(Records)

· · ·

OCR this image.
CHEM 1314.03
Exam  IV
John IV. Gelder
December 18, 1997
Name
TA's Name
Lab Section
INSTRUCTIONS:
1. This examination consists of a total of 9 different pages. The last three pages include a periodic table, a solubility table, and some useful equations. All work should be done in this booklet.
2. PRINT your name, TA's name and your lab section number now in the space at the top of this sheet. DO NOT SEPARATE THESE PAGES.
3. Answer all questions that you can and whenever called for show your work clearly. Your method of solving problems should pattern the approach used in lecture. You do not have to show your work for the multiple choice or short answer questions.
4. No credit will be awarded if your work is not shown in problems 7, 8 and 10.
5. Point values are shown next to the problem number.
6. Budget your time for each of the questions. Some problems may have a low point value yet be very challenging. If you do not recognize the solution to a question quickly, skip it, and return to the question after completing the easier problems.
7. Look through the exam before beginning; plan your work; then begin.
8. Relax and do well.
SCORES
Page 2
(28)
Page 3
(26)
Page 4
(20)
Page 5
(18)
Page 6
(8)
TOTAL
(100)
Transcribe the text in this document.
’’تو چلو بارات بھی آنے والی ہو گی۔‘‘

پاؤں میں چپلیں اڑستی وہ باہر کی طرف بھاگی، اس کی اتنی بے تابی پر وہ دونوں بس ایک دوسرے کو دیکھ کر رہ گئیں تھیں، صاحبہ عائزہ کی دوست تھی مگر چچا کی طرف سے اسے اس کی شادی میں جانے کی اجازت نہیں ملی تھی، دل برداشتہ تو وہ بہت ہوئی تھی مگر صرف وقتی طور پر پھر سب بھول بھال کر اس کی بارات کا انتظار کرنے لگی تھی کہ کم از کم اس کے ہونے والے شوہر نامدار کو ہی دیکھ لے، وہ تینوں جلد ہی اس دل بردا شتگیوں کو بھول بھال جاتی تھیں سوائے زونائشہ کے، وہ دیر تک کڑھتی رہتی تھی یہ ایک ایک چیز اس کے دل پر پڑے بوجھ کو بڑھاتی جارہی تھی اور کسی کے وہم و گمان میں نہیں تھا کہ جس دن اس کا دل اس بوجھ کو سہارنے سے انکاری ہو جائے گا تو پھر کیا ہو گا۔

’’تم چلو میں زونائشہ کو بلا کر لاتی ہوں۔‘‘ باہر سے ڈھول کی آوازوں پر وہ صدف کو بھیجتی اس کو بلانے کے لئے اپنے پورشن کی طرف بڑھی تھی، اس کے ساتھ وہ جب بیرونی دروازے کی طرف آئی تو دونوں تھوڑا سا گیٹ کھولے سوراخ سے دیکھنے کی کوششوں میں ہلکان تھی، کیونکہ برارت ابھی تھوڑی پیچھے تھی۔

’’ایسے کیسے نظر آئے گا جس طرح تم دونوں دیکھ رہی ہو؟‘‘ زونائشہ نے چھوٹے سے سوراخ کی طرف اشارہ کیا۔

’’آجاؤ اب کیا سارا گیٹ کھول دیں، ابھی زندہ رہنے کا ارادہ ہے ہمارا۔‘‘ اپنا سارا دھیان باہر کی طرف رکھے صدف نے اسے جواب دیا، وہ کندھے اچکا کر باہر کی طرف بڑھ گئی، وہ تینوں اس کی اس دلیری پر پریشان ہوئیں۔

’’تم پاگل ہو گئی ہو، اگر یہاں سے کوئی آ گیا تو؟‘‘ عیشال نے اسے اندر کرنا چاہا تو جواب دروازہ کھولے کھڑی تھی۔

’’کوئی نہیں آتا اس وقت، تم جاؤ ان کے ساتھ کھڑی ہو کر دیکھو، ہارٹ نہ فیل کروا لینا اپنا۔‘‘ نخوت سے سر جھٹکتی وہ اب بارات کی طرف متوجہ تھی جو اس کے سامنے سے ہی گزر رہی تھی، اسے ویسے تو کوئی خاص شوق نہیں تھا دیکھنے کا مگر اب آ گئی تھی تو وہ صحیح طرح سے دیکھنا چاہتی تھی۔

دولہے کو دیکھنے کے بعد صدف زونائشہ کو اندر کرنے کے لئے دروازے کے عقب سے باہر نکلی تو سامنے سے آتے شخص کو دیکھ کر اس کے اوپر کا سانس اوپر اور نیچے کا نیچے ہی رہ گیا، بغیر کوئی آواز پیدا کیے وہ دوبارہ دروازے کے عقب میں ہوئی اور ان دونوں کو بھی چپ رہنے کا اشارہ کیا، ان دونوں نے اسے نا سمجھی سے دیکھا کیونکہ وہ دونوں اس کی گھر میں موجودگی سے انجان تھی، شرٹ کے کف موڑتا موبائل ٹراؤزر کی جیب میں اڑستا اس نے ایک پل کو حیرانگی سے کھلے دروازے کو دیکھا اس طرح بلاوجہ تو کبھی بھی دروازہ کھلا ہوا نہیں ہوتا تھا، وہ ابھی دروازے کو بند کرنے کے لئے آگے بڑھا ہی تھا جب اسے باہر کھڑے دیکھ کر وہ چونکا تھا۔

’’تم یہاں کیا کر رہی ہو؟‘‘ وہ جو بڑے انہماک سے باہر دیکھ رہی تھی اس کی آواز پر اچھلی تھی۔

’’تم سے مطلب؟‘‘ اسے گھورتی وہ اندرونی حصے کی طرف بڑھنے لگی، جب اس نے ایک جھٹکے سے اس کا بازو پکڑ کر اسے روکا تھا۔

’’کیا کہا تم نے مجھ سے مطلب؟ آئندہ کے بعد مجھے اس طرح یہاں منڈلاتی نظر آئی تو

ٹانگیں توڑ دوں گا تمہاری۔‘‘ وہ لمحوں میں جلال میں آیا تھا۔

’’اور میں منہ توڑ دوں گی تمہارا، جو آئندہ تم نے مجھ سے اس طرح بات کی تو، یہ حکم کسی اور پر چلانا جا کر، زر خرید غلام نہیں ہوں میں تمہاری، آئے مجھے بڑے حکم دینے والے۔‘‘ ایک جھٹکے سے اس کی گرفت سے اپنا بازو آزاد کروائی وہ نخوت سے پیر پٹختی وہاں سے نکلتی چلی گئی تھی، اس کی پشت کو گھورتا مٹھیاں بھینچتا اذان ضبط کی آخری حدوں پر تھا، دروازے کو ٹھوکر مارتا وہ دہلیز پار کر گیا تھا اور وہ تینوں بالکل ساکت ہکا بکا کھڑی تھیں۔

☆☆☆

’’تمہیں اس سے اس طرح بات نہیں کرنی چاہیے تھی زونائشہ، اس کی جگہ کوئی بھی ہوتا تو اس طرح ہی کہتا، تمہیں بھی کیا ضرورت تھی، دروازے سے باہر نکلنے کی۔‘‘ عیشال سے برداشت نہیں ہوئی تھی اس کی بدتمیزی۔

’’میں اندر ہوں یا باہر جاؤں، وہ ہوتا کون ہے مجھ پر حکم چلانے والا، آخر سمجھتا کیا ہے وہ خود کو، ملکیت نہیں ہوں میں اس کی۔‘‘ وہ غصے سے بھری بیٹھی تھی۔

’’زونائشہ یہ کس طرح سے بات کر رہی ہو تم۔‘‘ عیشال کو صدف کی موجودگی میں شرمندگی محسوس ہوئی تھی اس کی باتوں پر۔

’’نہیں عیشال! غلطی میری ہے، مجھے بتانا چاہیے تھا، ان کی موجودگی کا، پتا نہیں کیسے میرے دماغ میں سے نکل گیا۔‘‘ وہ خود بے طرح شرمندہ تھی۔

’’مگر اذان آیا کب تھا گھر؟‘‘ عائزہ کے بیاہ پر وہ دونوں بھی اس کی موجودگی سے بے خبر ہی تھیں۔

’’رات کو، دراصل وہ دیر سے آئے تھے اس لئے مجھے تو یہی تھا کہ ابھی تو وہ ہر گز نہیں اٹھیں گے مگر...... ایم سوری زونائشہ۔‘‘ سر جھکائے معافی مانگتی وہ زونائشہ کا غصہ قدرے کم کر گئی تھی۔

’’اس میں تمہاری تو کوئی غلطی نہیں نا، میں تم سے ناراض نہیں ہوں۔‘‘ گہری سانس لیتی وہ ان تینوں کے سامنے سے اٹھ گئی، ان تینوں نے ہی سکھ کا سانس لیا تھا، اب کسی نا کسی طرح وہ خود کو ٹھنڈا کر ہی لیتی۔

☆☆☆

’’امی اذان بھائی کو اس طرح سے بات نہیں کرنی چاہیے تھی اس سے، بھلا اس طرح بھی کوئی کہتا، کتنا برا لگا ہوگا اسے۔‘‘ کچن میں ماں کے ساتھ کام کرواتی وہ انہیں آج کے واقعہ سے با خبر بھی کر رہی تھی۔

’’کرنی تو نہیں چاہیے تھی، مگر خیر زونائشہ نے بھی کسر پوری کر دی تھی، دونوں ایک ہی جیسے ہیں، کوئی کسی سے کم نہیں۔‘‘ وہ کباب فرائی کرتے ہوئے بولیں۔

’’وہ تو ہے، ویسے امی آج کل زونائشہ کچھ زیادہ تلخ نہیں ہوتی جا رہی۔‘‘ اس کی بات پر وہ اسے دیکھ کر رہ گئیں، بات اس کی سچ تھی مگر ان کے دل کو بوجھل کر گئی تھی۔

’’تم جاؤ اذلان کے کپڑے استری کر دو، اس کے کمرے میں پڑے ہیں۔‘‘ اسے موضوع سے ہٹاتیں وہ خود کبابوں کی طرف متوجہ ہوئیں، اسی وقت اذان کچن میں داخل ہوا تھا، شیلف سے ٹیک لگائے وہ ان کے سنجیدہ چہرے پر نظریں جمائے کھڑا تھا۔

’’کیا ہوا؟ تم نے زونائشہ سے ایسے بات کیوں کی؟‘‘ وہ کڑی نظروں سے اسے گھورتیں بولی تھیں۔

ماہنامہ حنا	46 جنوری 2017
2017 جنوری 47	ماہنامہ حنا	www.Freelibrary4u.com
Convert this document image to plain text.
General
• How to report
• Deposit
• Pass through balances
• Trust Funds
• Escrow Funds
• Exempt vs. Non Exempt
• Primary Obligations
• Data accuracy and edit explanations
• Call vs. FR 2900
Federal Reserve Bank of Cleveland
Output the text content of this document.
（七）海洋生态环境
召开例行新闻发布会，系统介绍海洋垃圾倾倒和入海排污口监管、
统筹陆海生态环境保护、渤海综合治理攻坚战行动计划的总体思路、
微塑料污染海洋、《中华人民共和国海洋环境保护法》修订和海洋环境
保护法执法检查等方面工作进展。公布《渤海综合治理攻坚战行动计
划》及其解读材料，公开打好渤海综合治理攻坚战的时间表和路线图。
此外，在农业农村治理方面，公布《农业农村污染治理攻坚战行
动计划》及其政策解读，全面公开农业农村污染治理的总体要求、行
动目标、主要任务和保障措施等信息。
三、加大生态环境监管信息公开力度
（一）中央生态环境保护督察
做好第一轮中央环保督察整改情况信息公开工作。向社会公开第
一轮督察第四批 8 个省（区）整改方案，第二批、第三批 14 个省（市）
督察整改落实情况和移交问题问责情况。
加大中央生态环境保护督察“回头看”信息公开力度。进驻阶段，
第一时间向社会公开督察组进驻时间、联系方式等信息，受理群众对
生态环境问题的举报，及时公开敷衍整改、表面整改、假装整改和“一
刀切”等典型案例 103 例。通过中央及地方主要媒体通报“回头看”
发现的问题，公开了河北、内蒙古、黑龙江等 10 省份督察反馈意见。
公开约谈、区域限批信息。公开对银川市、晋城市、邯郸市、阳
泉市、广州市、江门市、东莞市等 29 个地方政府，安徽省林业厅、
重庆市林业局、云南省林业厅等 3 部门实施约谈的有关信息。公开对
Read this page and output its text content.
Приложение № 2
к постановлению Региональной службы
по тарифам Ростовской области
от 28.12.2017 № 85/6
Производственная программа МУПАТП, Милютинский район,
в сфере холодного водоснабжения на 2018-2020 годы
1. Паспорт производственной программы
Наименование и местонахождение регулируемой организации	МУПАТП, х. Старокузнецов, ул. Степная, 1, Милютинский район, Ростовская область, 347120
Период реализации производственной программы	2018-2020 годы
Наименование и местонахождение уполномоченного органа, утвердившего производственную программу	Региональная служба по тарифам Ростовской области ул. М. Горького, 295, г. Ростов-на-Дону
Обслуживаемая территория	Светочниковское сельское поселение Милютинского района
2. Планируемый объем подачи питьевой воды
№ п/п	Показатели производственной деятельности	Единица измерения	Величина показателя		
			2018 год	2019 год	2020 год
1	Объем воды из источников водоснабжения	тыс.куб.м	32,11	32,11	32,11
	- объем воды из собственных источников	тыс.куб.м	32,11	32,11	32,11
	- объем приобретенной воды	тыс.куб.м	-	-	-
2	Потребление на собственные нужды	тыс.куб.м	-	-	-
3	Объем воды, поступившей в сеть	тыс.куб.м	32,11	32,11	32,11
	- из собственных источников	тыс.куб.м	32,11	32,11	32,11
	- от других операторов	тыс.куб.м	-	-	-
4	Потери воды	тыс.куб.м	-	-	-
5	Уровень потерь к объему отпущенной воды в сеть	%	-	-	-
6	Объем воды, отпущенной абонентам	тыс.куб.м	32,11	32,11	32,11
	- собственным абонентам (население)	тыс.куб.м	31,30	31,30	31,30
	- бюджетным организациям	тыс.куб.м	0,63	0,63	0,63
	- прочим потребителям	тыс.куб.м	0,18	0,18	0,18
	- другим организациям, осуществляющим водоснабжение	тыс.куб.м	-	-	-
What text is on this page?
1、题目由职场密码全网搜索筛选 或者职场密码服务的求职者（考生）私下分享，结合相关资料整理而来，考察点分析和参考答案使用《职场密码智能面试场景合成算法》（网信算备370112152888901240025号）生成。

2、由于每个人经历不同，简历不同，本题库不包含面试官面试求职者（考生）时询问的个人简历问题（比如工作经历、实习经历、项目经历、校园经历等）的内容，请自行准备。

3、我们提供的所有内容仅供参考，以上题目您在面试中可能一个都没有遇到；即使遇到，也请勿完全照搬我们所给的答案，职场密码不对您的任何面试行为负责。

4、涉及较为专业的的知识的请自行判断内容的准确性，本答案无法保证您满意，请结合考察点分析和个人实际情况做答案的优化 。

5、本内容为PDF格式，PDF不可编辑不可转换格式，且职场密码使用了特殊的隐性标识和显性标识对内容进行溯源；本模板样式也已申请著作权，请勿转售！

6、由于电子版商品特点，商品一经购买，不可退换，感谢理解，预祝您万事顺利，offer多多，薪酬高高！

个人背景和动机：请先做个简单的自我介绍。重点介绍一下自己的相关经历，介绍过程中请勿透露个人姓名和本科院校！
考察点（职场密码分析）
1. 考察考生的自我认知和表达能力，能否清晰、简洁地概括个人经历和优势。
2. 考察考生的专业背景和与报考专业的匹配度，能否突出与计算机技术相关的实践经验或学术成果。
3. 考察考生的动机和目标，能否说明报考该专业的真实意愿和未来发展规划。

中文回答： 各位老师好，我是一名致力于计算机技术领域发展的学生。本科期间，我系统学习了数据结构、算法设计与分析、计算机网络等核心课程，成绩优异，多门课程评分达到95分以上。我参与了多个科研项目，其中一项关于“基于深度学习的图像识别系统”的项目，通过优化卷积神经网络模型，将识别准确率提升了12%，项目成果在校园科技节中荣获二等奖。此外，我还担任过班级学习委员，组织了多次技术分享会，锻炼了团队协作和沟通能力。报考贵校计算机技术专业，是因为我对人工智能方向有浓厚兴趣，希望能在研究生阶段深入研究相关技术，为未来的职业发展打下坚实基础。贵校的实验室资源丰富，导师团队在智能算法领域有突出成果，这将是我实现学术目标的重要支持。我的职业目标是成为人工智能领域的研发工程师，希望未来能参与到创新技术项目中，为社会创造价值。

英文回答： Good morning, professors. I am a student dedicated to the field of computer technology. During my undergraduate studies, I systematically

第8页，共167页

· · ·

WRITTEN INSTRUCTION - Determine how many lines contain the word "программы" and reply with that number alone.

SOLUTION FOR THIS PROBLEM - 2